* To be done
Every line with the word "Analyzer" in it should be extracted from the data that follows.

* Dataset items

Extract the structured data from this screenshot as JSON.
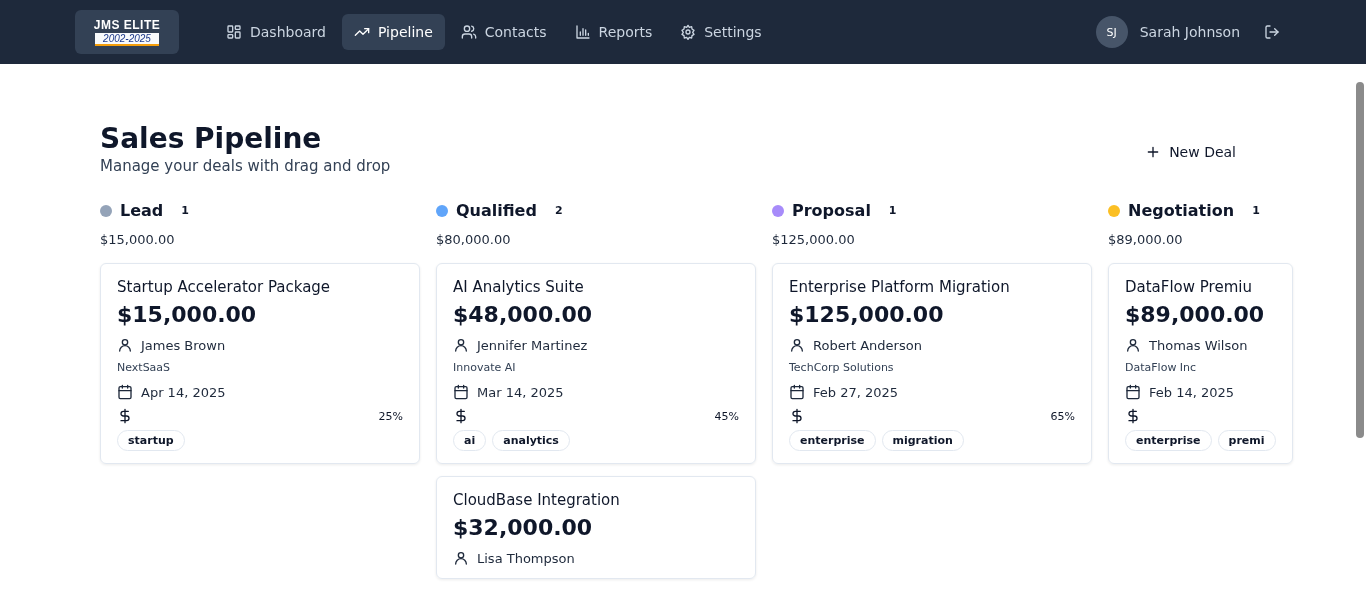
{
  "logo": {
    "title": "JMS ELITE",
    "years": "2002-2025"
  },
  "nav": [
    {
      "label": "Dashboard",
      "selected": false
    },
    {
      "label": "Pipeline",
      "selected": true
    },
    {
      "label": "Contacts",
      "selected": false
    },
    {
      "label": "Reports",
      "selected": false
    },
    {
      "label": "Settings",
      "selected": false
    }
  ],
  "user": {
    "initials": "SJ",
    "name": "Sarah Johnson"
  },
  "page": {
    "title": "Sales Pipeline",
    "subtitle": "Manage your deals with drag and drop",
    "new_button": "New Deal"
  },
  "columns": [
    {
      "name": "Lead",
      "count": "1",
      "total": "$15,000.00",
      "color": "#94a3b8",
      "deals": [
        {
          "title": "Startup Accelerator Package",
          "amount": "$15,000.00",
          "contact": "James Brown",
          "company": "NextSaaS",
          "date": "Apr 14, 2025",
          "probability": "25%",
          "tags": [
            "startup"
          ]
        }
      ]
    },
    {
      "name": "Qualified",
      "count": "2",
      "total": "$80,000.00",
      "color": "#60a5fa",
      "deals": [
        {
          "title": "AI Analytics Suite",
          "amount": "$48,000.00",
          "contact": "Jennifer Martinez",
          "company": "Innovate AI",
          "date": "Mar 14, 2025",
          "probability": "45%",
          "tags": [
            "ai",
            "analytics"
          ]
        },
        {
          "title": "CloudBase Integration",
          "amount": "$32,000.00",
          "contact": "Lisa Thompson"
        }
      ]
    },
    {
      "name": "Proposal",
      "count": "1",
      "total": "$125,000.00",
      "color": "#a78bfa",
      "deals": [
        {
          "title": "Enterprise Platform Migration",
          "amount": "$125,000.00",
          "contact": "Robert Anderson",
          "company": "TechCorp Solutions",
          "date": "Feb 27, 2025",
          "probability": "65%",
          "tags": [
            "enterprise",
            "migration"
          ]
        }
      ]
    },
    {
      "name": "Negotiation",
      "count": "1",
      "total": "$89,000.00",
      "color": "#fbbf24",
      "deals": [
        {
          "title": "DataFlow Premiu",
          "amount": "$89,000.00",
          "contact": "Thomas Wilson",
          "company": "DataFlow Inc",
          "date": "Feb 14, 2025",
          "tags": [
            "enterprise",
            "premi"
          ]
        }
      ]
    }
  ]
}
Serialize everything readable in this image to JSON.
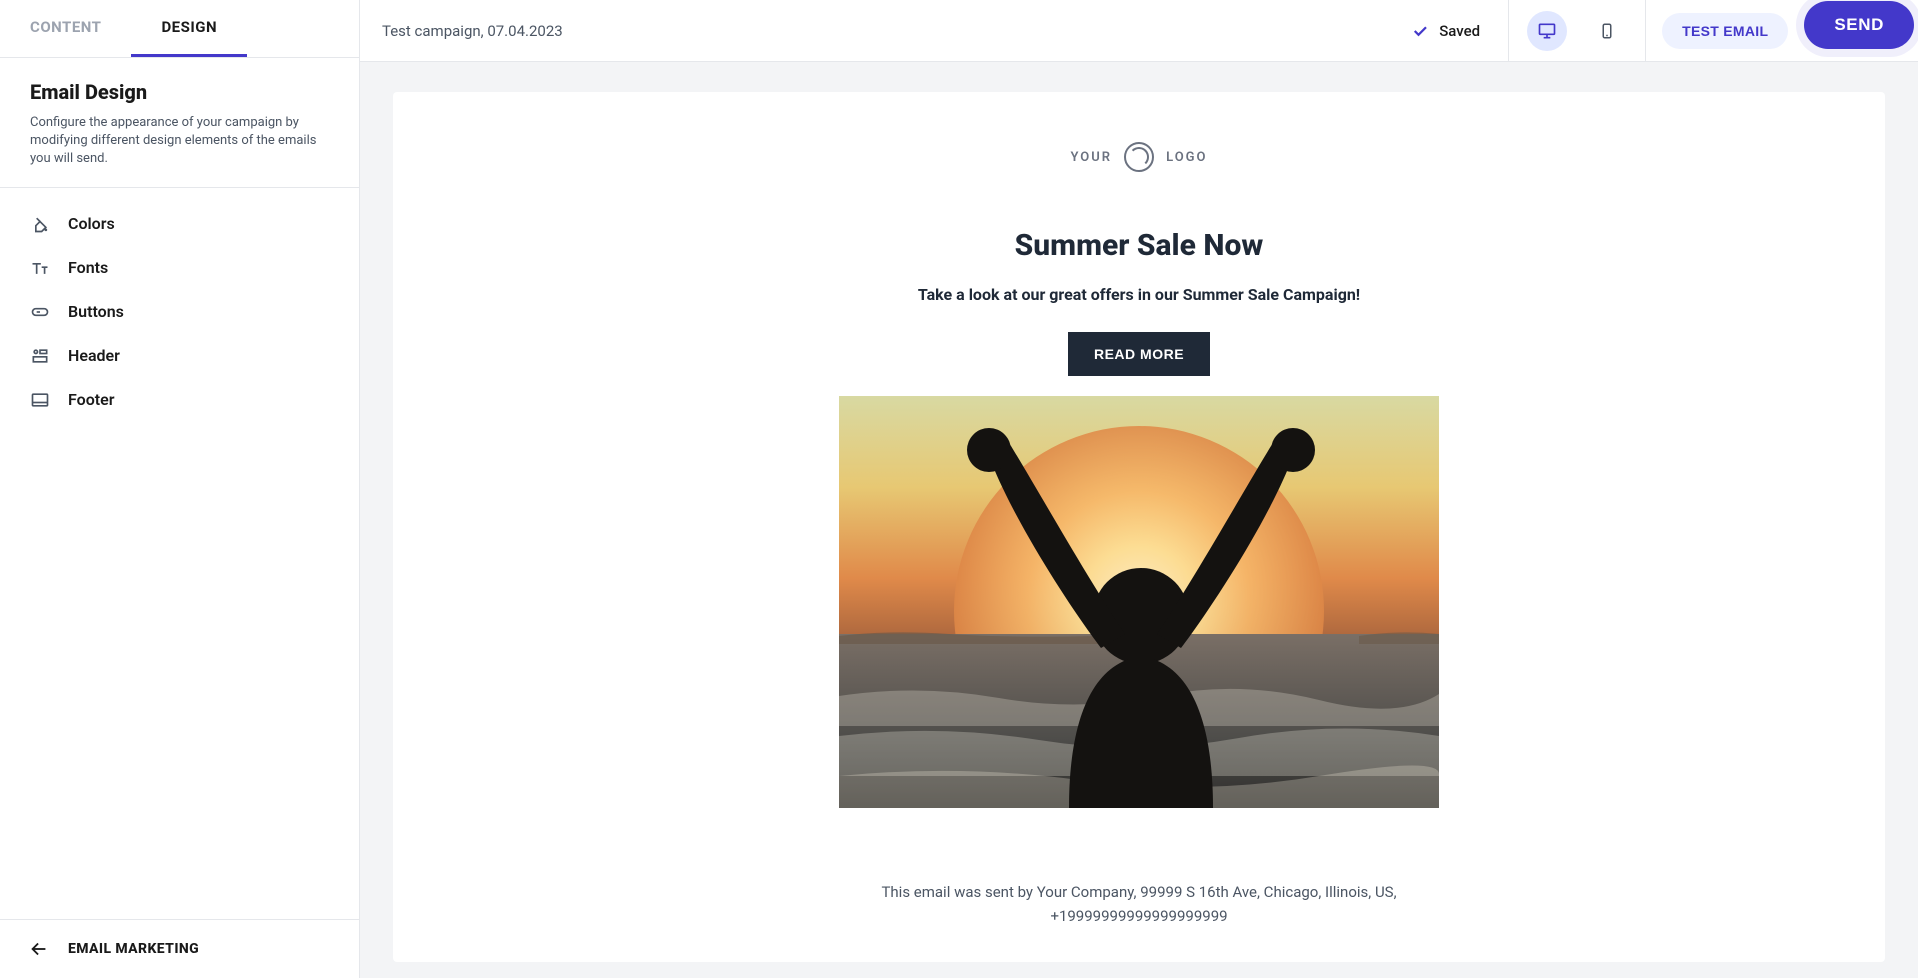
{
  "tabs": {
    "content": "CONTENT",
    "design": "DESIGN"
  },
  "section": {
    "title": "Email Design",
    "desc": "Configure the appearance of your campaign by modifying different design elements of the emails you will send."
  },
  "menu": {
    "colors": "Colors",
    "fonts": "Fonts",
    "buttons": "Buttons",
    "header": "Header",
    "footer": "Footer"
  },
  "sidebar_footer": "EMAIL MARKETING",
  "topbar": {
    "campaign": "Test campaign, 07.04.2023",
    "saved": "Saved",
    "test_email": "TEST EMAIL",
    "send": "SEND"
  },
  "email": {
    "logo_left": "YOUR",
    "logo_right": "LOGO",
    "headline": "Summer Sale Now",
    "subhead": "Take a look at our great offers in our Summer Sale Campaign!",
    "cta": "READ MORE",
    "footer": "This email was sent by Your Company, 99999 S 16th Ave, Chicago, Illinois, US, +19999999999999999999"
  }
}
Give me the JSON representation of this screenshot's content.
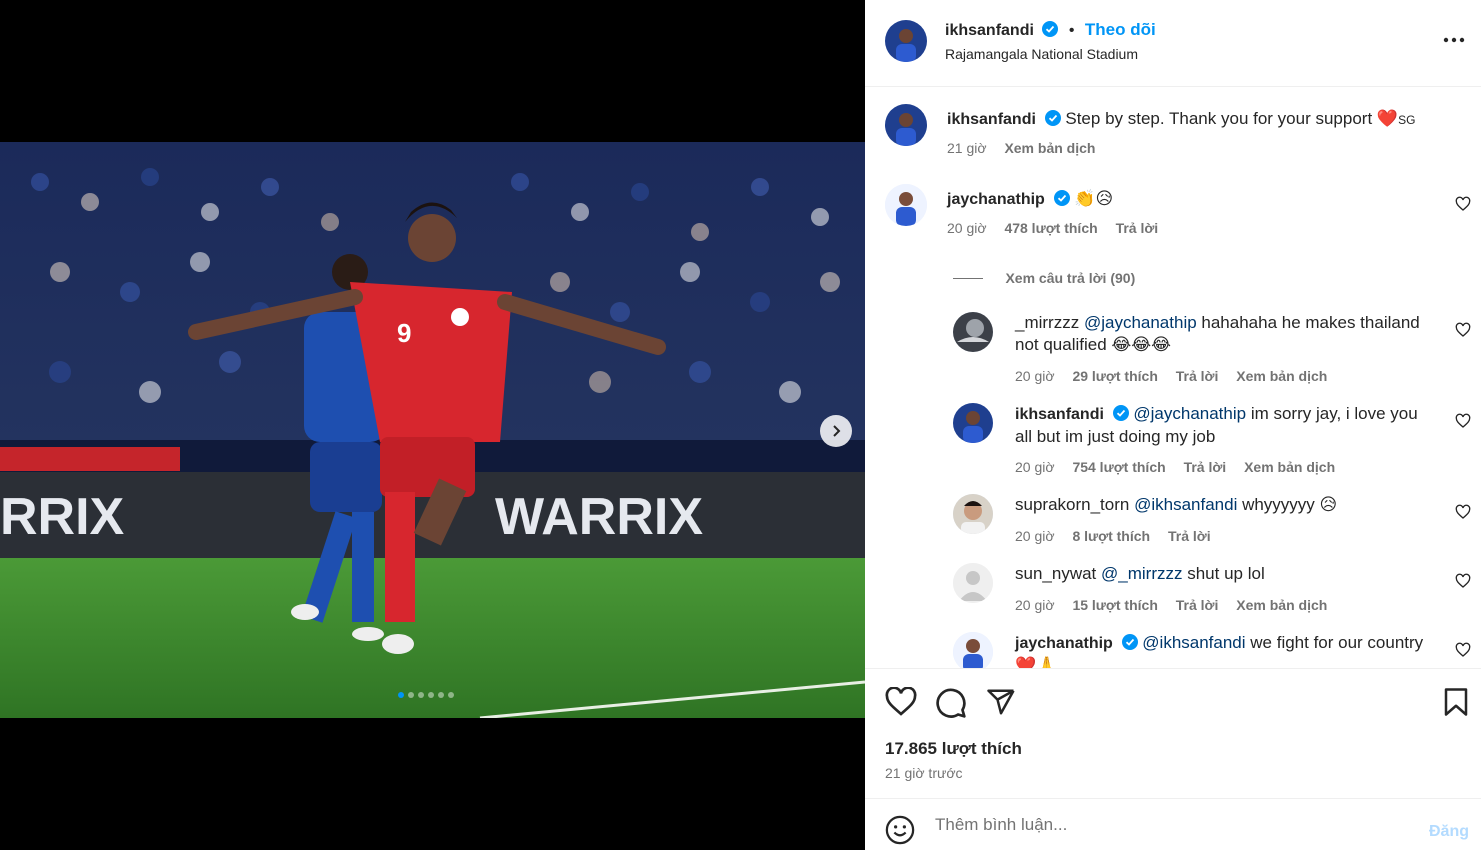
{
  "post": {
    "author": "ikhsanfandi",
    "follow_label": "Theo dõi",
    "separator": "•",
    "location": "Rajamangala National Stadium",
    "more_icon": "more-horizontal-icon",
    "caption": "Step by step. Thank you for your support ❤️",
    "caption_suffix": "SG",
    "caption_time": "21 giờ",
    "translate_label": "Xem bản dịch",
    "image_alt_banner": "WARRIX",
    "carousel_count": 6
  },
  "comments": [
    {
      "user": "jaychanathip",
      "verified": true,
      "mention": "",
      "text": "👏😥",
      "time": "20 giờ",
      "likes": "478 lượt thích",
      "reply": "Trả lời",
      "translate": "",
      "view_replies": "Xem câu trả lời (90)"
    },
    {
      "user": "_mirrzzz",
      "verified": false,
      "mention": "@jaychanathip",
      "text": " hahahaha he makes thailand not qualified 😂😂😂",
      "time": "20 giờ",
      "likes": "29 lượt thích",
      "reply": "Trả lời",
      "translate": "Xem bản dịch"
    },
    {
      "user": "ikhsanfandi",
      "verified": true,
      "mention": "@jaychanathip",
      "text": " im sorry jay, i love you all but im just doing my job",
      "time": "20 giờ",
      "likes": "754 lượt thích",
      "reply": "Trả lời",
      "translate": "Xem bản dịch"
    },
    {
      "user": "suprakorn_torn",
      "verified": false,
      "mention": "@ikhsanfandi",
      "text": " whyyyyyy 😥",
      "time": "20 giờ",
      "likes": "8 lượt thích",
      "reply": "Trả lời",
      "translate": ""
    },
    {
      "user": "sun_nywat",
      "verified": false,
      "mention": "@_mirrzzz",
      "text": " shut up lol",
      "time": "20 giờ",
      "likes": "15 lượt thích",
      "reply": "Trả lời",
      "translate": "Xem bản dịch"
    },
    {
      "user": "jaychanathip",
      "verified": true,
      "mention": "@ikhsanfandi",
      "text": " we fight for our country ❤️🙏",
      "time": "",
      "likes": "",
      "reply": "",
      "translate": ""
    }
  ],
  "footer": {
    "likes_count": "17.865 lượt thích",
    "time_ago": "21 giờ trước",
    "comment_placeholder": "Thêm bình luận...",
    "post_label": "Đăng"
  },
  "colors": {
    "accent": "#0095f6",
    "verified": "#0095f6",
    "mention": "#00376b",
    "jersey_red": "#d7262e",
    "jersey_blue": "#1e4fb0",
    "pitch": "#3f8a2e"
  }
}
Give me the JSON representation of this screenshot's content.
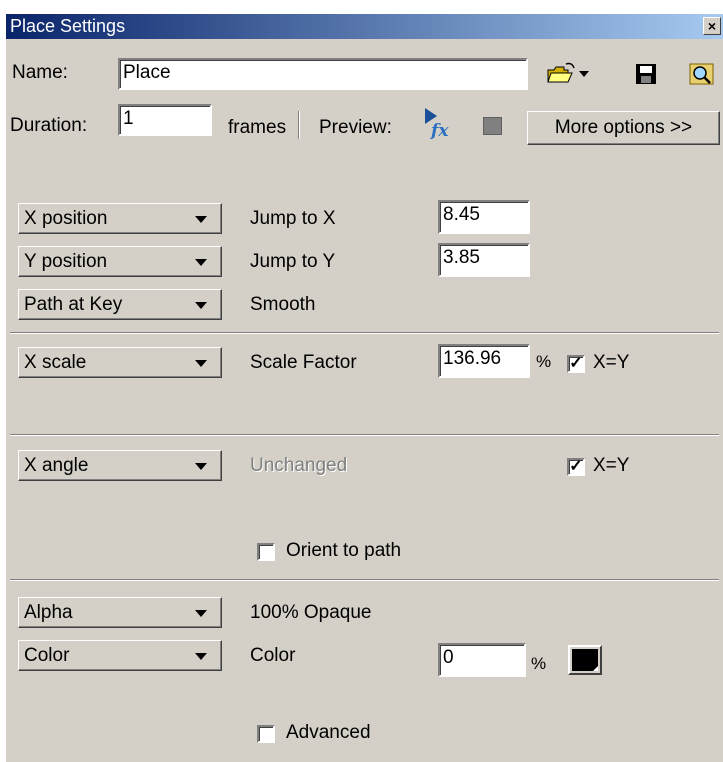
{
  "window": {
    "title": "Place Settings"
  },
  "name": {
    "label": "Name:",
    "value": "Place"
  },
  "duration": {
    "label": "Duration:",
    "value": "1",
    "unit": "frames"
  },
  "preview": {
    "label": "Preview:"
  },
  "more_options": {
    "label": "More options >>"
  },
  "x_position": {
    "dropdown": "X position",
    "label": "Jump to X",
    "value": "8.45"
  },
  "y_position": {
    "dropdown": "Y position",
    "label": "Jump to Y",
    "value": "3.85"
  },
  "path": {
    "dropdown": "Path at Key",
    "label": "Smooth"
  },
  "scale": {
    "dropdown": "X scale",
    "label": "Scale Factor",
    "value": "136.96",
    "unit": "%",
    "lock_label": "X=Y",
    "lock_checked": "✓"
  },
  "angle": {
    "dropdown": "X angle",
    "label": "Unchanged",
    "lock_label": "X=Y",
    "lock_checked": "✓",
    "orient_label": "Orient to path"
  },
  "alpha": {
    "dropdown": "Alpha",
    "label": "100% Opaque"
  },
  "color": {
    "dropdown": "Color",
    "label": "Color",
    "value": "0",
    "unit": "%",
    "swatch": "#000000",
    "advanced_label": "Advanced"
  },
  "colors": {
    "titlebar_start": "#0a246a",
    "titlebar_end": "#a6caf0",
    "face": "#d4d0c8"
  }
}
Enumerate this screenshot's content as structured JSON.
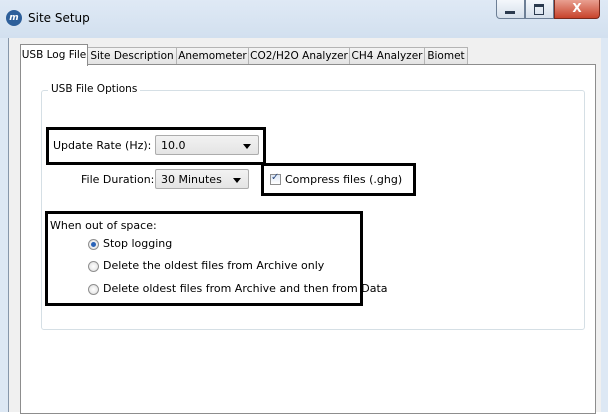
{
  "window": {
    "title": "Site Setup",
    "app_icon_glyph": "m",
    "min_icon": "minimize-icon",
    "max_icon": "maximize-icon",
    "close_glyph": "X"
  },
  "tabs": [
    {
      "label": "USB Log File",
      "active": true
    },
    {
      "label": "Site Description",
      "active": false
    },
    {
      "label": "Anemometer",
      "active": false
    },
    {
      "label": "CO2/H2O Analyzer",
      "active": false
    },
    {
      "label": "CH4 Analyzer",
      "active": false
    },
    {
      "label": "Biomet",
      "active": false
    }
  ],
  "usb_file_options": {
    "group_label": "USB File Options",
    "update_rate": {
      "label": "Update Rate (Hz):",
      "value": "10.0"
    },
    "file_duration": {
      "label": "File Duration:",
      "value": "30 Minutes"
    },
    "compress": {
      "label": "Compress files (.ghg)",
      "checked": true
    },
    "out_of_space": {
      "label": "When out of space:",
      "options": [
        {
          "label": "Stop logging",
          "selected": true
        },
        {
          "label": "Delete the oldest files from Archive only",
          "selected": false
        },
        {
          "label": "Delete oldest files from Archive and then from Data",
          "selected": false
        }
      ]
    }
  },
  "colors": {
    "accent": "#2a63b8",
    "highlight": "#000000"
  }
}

* The answer
      "label": "CO2/H2O Analyzer",
      "label": "CH4 Analyzer",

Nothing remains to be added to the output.